[Excerpts from a figure dataset]
"""

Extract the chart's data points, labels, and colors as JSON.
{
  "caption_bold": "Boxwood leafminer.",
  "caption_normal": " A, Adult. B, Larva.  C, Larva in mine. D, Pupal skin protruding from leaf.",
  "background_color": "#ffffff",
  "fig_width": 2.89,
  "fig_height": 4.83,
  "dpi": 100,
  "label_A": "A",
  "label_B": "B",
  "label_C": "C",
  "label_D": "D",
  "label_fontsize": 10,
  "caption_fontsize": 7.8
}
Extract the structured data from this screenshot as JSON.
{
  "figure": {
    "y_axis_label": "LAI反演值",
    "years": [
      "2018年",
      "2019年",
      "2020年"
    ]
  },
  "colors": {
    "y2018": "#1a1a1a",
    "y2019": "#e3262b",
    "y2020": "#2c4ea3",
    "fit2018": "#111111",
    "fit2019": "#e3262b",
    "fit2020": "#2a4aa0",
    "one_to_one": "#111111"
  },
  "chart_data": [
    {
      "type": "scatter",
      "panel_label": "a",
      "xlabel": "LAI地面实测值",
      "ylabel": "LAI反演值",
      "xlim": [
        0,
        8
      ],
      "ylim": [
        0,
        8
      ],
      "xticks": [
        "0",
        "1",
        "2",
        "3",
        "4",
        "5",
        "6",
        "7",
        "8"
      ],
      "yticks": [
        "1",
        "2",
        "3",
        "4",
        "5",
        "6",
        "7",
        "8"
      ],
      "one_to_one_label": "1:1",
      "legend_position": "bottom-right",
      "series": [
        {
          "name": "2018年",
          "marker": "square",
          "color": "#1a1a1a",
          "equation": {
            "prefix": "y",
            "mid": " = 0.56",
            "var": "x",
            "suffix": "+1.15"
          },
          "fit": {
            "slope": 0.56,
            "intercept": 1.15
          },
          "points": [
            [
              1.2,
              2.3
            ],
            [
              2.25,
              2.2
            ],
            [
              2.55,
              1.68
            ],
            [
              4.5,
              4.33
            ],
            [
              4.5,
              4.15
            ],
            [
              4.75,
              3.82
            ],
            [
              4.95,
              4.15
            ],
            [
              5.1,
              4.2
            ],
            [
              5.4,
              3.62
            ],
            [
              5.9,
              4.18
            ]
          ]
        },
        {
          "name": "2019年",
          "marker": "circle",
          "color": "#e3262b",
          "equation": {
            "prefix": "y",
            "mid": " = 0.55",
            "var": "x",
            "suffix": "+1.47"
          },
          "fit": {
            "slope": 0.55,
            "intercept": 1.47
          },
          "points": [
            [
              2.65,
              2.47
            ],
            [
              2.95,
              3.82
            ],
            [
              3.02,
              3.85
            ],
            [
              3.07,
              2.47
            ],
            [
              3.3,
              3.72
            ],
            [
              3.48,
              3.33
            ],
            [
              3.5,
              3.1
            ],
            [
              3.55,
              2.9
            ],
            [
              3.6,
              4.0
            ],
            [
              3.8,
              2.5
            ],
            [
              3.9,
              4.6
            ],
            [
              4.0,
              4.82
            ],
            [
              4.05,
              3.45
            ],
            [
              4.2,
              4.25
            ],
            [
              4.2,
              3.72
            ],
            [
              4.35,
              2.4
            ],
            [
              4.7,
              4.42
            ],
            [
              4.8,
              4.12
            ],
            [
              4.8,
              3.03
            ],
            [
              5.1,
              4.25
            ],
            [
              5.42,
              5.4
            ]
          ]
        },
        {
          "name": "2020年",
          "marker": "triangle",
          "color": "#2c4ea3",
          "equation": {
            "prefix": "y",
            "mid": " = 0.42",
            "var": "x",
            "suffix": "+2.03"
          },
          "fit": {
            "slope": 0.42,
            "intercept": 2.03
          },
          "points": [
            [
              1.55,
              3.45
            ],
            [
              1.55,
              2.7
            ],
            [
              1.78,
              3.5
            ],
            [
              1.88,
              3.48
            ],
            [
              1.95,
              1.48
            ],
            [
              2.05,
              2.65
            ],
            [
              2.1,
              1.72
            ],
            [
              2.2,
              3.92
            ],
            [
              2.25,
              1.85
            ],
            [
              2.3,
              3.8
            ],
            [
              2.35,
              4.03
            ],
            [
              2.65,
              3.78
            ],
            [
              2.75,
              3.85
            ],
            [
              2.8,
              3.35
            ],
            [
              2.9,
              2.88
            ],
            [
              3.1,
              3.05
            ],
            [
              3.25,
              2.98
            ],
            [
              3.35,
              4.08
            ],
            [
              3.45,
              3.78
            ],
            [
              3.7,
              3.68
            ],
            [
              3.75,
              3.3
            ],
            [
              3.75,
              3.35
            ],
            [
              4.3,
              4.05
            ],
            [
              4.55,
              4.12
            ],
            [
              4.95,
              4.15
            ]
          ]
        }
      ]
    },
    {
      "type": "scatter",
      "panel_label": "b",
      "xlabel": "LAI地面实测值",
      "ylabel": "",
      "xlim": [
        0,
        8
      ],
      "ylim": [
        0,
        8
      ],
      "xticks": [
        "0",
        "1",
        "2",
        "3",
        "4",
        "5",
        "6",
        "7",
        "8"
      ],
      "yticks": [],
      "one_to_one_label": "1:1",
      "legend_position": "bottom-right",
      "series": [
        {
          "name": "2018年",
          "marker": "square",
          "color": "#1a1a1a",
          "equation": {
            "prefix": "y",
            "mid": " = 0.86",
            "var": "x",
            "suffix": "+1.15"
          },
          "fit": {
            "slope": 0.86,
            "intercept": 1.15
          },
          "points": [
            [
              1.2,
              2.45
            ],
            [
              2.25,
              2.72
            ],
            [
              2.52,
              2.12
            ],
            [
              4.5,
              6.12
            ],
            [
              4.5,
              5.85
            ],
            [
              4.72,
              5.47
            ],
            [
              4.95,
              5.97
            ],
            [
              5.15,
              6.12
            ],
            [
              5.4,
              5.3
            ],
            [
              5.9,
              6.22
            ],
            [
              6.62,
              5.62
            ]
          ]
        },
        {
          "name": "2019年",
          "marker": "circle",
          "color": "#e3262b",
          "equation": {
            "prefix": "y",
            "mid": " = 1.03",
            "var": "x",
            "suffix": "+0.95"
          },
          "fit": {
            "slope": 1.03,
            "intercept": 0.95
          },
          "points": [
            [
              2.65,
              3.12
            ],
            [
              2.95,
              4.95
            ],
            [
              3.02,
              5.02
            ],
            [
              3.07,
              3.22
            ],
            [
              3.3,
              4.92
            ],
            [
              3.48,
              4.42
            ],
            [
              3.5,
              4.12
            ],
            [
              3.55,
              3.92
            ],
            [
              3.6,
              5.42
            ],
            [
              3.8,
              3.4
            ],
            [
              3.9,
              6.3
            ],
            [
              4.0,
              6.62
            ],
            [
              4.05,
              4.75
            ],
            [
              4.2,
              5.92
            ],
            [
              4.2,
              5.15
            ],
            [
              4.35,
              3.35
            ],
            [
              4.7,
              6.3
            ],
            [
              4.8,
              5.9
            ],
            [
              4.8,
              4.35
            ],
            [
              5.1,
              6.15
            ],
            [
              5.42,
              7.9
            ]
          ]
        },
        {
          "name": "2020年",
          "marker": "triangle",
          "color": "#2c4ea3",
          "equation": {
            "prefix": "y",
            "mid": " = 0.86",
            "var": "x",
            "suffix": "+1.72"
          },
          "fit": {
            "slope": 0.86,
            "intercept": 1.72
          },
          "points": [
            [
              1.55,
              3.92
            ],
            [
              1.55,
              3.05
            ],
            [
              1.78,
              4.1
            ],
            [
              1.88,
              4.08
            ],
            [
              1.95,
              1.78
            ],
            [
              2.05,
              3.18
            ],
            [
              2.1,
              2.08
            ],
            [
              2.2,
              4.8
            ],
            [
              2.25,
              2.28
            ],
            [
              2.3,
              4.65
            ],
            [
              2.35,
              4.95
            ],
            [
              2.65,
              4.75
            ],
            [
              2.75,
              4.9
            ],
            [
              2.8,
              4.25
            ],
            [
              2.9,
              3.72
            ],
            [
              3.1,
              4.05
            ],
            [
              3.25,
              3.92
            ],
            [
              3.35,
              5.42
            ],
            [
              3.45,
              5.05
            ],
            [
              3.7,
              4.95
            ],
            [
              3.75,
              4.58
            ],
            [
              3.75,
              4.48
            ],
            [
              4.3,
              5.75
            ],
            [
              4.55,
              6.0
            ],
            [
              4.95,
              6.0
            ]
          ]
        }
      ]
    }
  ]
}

"""

__Exercise description__
Work out how many lines in the records above contain the word "Extract", and give only that number.

__Worked solution__
2